# [Information shown]

--- Begin ---

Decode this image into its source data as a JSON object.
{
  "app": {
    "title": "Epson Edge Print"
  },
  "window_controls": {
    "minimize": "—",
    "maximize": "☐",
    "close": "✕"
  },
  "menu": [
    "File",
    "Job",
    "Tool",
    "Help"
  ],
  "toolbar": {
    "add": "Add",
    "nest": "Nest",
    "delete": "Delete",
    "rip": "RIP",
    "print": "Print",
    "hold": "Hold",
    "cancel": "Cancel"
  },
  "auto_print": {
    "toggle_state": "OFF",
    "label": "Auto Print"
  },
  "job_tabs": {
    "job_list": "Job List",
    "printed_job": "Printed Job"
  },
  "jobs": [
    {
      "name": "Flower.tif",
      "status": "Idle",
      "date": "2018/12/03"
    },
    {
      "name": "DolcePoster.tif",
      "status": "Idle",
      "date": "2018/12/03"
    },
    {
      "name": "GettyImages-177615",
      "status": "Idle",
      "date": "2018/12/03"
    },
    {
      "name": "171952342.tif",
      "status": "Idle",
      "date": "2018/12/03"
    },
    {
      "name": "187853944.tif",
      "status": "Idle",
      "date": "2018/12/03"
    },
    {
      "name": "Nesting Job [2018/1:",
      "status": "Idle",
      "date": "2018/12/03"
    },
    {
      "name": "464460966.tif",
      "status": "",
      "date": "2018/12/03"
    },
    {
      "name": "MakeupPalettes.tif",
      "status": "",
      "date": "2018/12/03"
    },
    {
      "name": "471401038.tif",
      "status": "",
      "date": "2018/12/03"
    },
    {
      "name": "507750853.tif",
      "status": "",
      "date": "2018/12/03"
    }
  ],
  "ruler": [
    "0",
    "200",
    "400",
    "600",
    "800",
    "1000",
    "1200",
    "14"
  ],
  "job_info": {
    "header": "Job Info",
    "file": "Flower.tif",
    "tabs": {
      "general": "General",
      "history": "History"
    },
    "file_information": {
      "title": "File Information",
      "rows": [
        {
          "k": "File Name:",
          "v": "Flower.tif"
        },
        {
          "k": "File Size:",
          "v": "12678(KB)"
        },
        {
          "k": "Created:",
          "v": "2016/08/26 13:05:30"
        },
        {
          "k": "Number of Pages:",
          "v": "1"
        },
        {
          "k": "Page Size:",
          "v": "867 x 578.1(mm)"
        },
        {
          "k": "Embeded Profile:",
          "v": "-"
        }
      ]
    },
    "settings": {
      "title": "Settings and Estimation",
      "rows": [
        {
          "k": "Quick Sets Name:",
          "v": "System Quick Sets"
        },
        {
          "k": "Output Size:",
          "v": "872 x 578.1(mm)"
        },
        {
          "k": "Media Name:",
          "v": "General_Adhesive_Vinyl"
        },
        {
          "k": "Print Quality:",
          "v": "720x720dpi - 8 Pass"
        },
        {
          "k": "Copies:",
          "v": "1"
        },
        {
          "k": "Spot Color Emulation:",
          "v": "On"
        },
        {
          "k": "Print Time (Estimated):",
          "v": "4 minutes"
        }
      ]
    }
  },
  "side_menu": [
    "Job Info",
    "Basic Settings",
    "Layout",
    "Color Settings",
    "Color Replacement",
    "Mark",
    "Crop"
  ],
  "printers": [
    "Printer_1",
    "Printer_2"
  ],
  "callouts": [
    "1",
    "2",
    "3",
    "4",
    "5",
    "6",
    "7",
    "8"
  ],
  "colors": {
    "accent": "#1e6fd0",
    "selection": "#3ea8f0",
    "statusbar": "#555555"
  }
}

--- End ---
--- Begin ---

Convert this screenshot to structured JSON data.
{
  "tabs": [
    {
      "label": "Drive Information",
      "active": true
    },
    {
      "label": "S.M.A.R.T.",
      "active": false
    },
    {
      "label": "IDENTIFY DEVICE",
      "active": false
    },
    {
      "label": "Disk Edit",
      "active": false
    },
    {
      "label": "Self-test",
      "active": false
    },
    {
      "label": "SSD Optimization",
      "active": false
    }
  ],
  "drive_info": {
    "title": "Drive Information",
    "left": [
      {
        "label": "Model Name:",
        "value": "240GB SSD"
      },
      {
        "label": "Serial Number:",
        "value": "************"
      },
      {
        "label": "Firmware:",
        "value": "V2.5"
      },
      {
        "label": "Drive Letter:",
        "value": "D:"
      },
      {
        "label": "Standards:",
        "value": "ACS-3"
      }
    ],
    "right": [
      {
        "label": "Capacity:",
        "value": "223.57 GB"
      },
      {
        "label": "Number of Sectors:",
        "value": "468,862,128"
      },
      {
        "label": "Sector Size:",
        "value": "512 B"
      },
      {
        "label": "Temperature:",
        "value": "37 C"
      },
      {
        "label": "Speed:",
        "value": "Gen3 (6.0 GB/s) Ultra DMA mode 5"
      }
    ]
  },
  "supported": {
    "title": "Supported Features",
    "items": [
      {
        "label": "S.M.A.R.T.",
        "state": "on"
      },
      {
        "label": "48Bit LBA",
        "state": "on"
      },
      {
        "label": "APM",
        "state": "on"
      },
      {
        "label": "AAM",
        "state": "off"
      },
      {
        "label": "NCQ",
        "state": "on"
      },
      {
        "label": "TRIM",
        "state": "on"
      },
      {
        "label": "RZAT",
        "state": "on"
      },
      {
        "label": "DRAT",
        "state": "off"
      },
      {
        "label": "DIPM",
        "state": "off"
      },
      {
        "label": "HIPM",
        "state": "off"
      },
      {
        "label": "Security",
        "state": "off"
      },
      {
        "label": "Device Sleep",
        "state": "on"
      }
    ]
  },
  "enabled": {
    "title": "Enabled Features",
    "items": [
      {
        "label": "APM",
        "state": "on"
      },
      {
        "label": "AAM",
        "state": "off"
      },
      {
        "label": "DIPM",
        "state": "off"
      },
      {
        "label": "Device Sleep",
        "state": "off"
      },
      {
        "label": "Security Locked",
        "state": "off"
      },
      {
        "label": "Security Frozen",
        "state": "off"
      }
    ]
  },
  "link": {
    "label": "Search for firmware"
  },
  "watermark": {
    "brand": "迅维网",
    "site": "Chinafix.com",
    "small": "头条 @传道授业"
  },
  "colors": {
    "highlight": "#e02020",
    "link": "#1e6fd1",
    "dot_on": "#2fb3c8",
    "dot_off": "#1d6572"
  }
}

--- End ---

# [Short task]
Check every line of the data, and copy the ones that contain "Security".

# [Full answer]
        "label": "Security",
        "label": "Security Locked",
        "label": "Security Frozen",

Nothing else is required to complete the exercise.